Provided entries:
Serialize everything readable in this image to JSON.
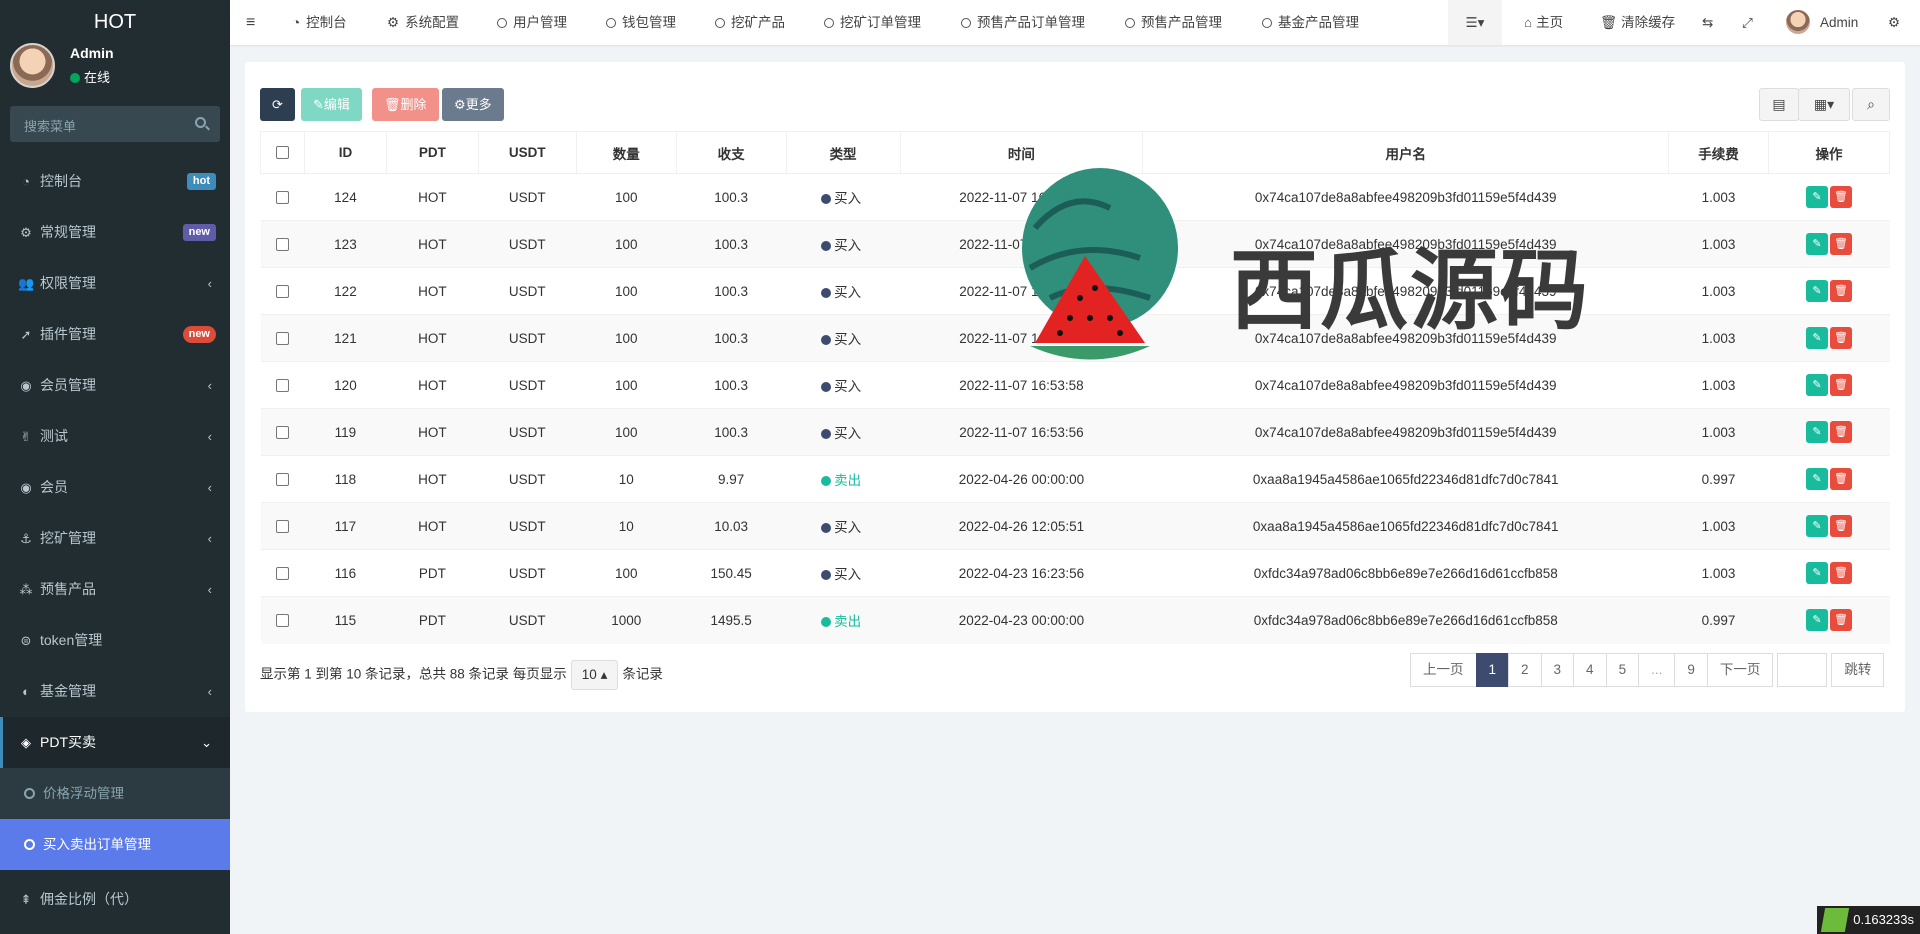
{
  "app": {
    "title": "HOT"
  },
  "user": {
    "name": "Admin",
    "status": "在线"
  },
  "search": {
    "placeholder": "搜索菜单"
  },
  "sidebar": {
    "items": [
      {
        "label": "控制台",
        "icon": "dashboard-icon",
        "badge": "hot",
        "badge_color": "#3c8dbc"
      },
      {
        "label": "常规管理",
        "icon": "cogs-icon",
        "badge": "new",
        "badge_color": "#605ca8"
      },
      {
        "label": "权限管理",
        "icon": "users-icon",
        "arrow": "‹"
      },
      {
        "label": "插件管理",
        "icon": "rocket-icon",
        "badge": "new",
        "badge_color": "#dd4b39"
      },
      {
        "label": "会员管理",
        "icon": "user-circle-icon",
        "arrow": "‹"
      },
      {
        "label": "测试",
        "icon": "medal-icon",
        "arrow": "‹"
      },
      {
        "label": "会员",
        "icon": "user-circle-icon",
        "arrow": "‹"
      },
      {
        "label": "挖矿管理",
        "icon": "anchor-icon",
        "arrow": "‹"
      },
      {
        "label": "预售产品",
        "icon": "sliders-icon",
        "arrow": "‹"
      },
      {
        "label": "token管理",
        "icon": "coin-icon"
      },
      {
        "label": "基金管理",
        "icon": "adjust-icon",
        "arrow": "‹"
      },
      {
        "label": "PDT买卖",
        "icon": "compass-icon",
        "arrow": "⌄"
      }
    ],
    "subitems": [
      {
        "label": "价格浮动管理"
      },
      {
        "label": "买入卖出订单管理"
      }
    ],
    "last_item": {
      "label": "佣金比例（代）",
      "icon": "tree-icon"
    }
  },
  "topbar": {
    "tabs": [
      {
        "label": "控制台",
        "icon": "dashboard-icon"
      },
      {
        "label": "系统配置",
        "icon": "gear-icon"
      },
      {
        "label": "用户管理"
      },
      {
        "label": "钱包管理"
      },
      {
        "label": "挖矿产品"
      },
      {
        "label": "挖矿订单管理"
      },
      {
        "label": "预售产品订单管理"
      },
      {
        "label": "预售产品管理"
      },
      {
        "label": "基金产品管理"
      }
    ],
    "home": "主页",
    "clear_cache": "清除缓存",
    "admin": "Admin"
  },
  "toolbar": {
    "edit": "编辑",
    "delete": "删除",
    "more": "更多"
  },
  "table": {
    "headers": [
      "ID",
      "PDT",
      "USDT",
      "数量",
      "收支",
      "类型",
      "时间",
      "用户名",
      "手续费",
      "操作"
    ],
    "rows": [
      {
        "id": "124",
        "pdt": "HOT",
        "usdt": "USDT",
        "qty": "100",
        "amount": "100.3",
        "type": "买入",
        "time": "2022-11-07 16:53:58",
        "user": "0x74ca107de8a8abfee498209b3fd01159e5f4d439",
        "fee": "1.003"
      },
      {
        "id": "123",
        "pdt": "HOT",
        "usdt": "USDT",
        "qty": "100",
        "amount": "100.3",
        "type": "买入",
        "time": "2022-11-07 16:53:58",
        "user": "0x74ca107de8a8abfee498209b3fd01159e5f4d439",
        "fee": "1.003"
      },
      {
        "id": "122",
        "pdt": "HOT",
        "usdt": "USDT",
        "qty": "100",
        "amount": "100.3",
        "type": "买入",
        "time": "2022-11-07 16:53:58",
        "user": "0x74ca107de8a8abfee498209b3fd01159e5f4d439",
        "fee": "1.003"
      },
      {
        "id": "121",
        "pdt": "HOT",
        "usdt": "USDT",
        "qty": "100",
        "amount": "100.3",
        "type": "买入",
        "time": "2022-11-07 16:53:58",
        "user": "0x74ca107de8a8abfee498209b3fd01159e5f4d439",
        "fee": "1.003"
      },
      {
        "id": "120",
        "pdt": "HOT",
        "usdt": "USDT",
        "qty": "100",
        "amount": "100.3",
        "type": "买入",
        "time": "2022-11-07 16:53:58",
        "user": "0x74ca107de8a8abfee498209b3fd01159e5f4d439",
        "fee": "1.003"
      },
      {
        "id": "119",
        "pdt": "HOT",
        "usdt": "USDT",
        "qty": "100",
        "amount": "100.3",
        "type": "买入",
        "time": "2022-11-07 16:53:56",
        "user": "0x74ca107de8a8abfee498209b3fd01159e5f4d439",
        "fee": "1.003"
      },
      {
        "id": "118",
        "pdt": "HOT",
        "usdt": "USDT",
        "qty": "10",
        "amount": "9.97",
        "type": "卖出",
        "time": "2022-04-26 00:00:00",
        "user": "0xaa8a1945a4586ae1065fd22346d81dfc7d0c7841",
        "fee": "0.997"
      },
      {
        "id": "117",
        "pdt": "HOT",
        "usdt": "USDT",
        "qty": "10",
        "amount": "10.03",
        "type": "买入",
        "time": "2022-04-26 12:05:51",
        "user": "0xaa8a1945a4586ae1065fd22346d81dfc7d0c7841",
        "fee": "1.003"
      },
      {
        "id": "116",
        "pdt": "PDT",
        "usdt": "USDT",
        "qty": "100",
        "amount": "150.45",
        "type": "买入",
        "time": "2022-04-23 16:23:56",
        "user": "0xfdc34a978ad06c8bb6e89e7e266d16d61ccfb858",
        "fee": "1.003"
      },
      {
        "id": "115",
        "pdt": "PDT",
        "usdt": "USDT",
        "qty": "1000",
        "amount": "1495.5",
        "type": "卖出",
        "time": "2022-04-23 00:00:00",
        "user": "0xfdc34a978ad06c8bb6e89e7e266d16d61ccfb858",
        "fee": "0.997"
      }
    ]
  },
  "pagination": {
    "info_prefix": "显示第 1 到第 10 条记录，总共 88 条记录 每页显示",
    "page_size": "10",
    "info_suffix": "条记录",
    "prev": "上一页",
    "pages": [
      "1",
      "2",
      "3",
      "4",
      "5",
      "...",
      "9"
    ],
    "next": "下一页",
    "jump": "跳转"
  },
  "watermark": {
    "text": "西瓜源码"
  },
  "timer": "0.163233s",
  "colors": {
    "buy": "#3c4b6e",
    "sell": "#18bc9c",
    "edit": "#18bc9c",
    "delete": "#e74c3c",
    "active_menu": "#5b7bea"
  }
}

What you will do: Which lines hold the word "dashboard"? Copy each of them from the records.

Written solution:
        "icon": "dashboard-icon",
        "icon": "dashboard-icon"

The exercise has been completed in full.